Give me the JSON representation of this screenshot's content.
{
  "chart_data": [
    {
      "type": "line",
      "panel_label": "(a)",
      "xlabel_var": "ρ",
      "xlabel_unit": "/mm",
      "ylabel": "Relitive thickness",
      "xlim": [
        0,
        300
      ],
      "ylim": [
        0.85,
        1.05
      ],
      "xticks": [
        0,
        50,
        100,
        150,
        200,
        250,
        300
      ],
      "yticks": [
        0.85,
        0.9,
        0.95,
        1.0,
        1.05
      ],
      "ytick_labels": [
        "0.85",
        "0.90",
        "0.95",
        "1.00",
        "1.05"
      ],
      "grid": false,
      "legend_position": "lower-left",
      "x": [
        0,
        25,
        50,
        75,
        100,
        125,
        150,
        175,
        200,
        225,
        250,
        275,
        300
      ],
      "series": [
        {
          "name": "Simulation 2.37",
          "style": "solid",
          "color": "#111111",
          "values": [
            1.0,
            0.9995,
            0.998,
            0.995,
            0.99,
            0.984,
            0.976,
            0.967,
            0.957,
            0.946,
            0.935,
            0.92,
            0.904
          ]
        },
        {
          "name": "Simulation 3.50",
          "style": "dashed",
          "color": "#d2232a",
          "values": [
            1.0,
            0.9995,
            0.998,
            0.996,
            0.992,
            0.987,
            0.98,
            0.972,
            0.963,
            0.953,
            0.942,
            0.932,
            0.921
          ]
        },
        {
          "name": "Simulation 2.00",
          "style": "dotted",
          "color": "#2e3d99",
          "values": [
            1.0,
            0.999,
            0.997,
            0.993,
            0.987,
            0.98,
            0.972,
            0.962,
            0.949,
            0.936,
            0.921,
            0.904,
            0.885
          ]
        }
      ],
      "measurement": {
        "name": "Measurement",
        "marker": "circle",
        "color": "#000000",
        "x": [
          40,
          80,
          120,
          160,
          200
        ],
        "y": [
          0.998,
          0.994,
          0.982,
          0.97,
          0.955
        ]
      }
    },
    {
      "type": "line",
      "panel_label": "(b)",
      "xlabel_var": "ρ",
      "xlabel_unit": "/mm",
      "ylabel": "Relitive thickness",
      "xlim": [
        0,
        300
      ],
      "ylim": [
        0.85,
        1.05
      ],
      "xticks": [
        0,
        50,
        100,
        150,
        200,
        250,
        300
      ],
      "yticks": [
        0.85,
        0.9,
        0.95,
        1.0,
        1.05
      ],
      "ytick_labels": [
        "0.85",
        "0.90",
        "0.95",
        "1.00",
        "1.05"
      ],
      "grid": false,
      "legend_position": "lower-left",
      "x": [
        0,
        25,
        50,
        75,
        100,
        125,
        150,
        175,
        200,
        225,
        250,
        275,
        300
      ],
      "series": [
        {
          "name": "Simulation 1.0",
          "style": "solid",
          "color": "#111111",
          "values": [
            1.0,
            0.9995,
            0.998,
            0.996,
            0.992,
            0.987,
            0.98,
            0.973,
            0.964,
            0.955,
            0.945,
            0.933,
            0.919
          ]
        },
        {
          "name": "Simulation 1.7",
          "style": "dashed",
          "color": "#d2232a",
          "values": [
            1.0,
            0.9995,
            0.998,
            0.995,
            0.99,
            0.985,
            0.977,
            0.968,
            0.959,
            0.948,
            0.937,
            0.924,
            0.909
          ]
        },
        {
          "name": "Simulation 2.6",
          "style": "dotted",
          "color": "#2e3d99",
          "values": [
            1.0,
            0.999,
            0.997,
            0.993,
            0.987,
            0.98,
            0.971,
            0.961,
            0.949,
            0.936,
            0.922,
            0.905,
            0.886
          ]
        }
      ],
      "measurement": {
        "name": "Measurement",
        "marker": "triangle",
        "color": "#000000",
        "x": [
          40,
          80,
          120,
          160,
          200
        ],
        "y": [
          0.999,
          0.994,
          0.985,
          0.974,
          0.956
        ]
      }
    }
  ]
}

* To do: Reproduce the records in full, exactly as written.

* Worked solution:
Give me the JSON representation of this screenshot's content.
{
  "chart_data": [
    {
      "type": "line",
      "panel_label": "(a)",
      "xlabel_var": "ρ",
      "xlabel_unit": "/mm",
      "ylabel": "Relitive thickness",
      "xlim": [
        0,
        300
      ],
      "ylim": [
        0.85,
        1.05
      ],
      "xticks": [
        0,
        50,
        100,
        150,
        200,
        250,
        300
      ],
      "yticks": [
        0.85,
        0.9,
        0.95,
        1.0,
        1.05
      ],
      "ytick_labels": [
        "0.85",
        "0.90",
        "0.95",
        "1.00",
        "1.05"
      ],
      "grid": false,
      "legend_position": "lower-left",
      "x": [
        0,
        25,
        50,
        75,
        100,
        125,
        150,
        175,
        200,
        225,
        250,
        275,
        300
      ],
      "series": [
        {
          "name": "Simulation 2.37",
          "style": "solid",
          "color": "#111111",
          "values": [
            1.0,
            0.9995,
            0.998,
            0.995,
            0.99,
            0.984,
            0.976,
            0.967,
            0.957,
            0.946,
            0.935,
            0.92,
            0.904
          ]
        },
        {
          "name": "Simulation 3.50",
          "style": "dashed",
          "color": "#d2232a",
          "values": [
            1.0,
            0.9995,
            0.998,
            0.996,
            0.992,
            0.987,
            0.98,
            0.972,
            0.963,
            0.953,
            0.942,
            0.932,
            0.921
          ]
        },
        {
          "name": "Simulation 2.00",
          "style": "dotted",
          "color": "#2e3d99",
          "values": [
            1.0,
            0.999,
            0.997,
            0.993,
            0.987,
            0.98,
            0.972,
            0.962,
            0.949,
            0.936,
            0.921,
            0.904,
            0.885
          ]
        }
      ],
      "measurement": {
        "name": "Measurement",
        "marker": "circle",
        "color": "#000000",
        "x": [
          40,
          80,
          120,
          160,
          200
        ],
        "y": [
          0.998,
          0.994,
          0.982,
          0.97,
          0.955
        ]
      }
    },
    {
      "type": "line",
      "panel_label": "(b)",
      "xlabel_var": "ρ",
      "xlabel_unit": "/mm",
      "ylabel": "Relitive thickness",
      "xlim": [
        0,
        300
      ],
      "ylim": [
        0.85,
        1.05
      ],
      "xticks": [
        0,
        50,
        100,
        150,
        200,
        250,
        300
      ],
      "yticks": [
        0.85,
        0.9,
        0.95,
        1.0,
        1.05
      ],
      "ytick_labels": [
        "0.85",
        "0.90",
        "0.95",
        "1.00",
        "1.05"
      ],
      "grid": false,
      "legend_position": "lower-left",
      "x": [
        0,
        25,
        50,
        75,
        100,
        125,
        150,
        175,
        200,
        225,
        250,
        275,
        300
      ],
      "series": [
        {
          "name": "Simulation 1.0",
          "style": "solid",
          "color": "#111111",
          "values": [
            1.0,
            0.9995,
            0.998,
            0.996,
            0.992,
            0.987,
            0.98,
            0.973,
            0.964,
            0.955,
            0.945,
            0.933,
            0.919
          ]
        },
        {
          "name": "Simulation 1.7",
          "style": "dashed",
          "color": "#d2232a",
          "values": [
            1.0,
            0.9995,
            0.998,
            0.995,
            0.99,
            0.985,
            0.977,
            0.968,
            0.959,
            0.948,
            0.937,
            0.924,
            0.909
          ]
        },
        {
          "name": "Simulation 2.6",
          "style": "dotted",
          "color": "#2e3d99",
          "values": [
            1.0,
            0.999,
            0.997,
            0.993,
            0.987,
            0.98,
            0.971,
            0.961,
            0.949,
            0.936,
            0.922,
            0.905,
            0.886
          ]
        }
      ],
      "measurement": {
        "name": "Measurement",
        "marker": "triangle",
        "color": "#000000",
        "x": [
          40,
          80,
          120,
          160,
          200
        ],
        "y": [
          0.999,
          0.994,
          0.985,
          0.974,
          0.956
        ]
      }
    }
  ]
}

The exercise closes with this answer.